Figure collection entries:

►

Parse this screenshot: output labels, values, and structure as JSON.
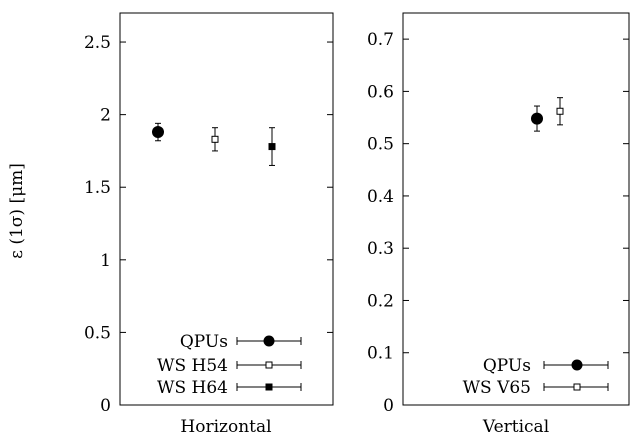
{
  "chart_data": [
    {
      "type": "scatter",
      "xlabel": "Horizontal",
      "ylabel": "ε (1σ) [μm]",
      "ylim": [
        0,
        2.7
      ],
      "yticks": [
        "0",
        "0.5",
        "1",
        "1.5",
        "2",
        "2.5"
      ],
      "ytick_values": [
        0,
        0.5,
        1,
        1.5,
        2,
        2.5
      ],
      "legend_position": "bottom-right",
      "series": [
        {
          "name": "QPUs",
          "marker": "filled-circle",
          "values": [
            {
              "x": 1,
              "y": 1.88,
              "err": 0.06
            }
          ]
        },
        {
          "name": "WS H54",
          "marker": "open-square",
          "values": [
            {
              "x": 2,
              "y": 1.83,
              "err": 0.08
            }
          ]
        },
        {
          "name": "WS H64",
          "marker": "filled-square",
          "values": [
            {
              "x": 3,
              "y": 1.78,
              "err": 0.13
            }
          ]
        }
      ]
    },
    {
      "type": "scatter",
      "xlabel": "Vertical",
      "ylabel": "",
      "ylim": [
        0,
        0.75
      ],
      "yticks": [
        "0",
        "0.1",
        "0.2",
        "0.3",
        "0.4",
        "0.5",
        "0.6",
        "0.7"
      ],
      "ytick_values": [
        0,
        0.1,
        0.2,
        0.3,
        0.4,
        0.5,
        0.6,
        0.7
      ],
      "legend_position": "bottom-right",
      "series": [
        {
          "name": "QPUs",
          "marker": "filled-circle",
          "values": [
            {
              "x": 1,
              "y": 0.548,
              "err": 0.024
            }
          ]
        },
        {
          "name": "WS V65",
          "marker": "open-square",
          "values": [
            {
              "x": 2,
              "y": 0.562,
              "err": 0.026
            }
          ]
        }
      ]
    }
  ]
}
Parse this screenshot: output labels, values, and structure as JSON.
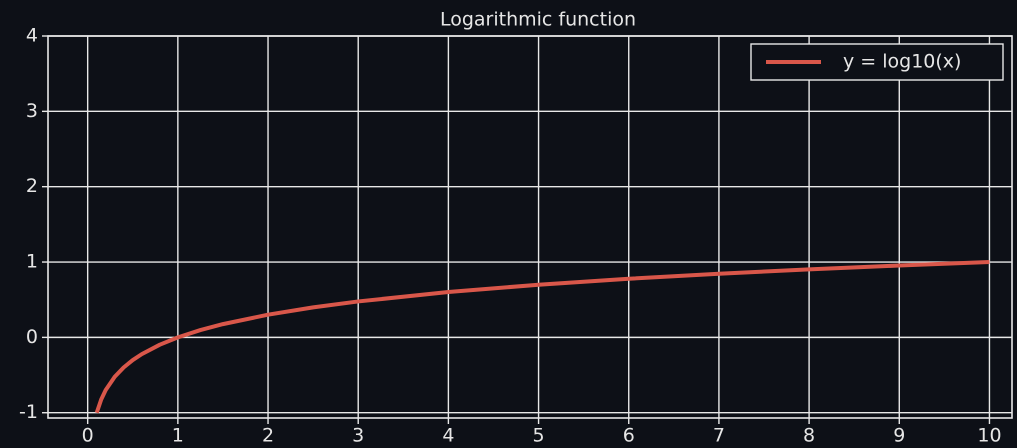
{
  "chart_data": {
    "type": "line",
    "title": "Logarithmic function",
    "x": [
      0.1,
      0.15,
      0.2,
      0.3,
      0.4,
      0.5,
      0.6,
      0.8,
      1,
      1.25,
      1.5,
      2,
      2.5,
      3,
      4,
      5,
      6,
      7,
      8,
      9,
      10
    ],
    "series": [
      {
        "name": "y = log10(x)",
        "color": "#d9574a",
        "values": [
          -1,
          -0.824,
          -0.699,
          -0.523,
          -0.398,
          -0.301,
          -0.222,
          -0.097,
          0,
          0.097,
          0.176,
          0.301,
          0.398,
          0.477,
          0.602,
          0.699,
          0.778,
          0.845,
          0.903,
          0.954,
          1
        ]
      }
    ],
    "xlim": [
      -0.44,
      10.25
    ],
    "xticks": [
      0,
      1,
      2,
      3,
      4,
      5,
      6,
      7,
      8,
      9,
      10
    ],
    "ylim": [
      -1.07,
      4
    ],
    "yticks": [
      -1,
      0,
      1,
      2,
      3,
      4
    ],
    "grid": true,
    "legend": "upper right"
  }
}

◄

**Problem:** Every record above must be given again exactly; drop the pictures.

**Solution:**
Parse this screenshot: output labels, values, and structure as JSON.
{
  "chart_data": [
    {
      "type": "scatter",
      "xlabel": "Horizontal",
      "ylabel": "ε (1σ) [μm]",
      "ylim": [
        0,
        2.7
      ],
      "yticks": [
        "0",
        "0.5",
        "1",
        "1.5",
        "2",
        "2.5"
      ],
      "ytick_values": [
        0,
        0.5,
        1,
        1.5,
        2,
        2.5
      ],
      "legend_position": "bottom-right",
      "series": [
        {
          "name": "QPUs",
          "marker": "filled-circle",
          "values": [
            {
              "x": 1,
              "y": 1.88,
              "err": 0.06
            }
          ]
        },
        {
          "name": "WS H54",
          "marker": "open-square",
          "values": [
            {
              "x": 2,
              "y": 1.83,
              "err": 0.08
            }
          ]
        },
        {
          "name": "WS H64",
          "marker": "filled-square",
          "values": [
            {
              "x": 3,
              "y": 1.78,
              "err": 0.13
            }
          ]
        }
      ]
    },
    {
      "type": "scatter",
      "xlabel": "Vertical",
      "ylabel": "",
      "ylim": [
        0,
        0.75
      ],
      "yticks": [
        "0",
        "0.1",
        "0.2",
        "0.3",
        "0.4",
        "0.5",
        "0.6",
        "0.7"
      ],
      "ytick_values": [
        0,
        0.1,
        0.2,
        0.3,
        0.4,
        0.5,
        0.6,
        0.7
      ],
      "legend_position": "bottom-right",
      "series": [
        {
          "name": "QPUs",
          "marker": "filled-circle",
          "values": [
            {
              "x": 1,
              "y": 0.548,
              "err": 0.024
            }
          ]
        },
        {
          "name": "WS V65",
          "marker": "open-square",
          "values": [
            {
              "x": 2,
              "y": 0.562,
              "err": 0.026
            }
          ]
        }
      ]
    }
  ]
}
Parse this screenshot: output labels, values, and structure as JSON.
{
  "chart_data": {
    "type": "line",
    "title": "Logarithmic function",
    "x": [
      0.1,
      0.15,
      0.2,
      0.3,
      0.4,
      0.5,
      0.6,
      0.8,
      1,
      1.25,
      1.5,
      2,
      2.5,
      3,
      4,
      5,
      6,
      7,
      8,
      9,
      10
    ],
    "series": [
      {
        "name": "y = log10(x)",
        "color": "#d9574a",
        "values": [
          -1,
          -0.824,
          -0.699,
          -0.523,
          -0.398,
          -0.301,
          -0.222,
          -0.097,
          0,
          0.097,
          0.176,
          0.301,
          0.398,
          0.477,
          0.602,
          0.699,
          0.778,
          0.845,
          0.903,
          0.954,
          1
        ]
      }
    ],
    "xlim": [
      -0.44,
      10.25
    ],
    "xticks": [
      0,
      1,
      2,
      3,
      4,
      5,
      6,
      7,
      8,
      9,
      10
    ],
    "ylim": [
      -1.07,
      4
    ],
    "yticks": [
      -1,
      0,
      1,
      2,
      3,
      4
    ],
    "grid": true,
    "legend": "upper right"
  }
}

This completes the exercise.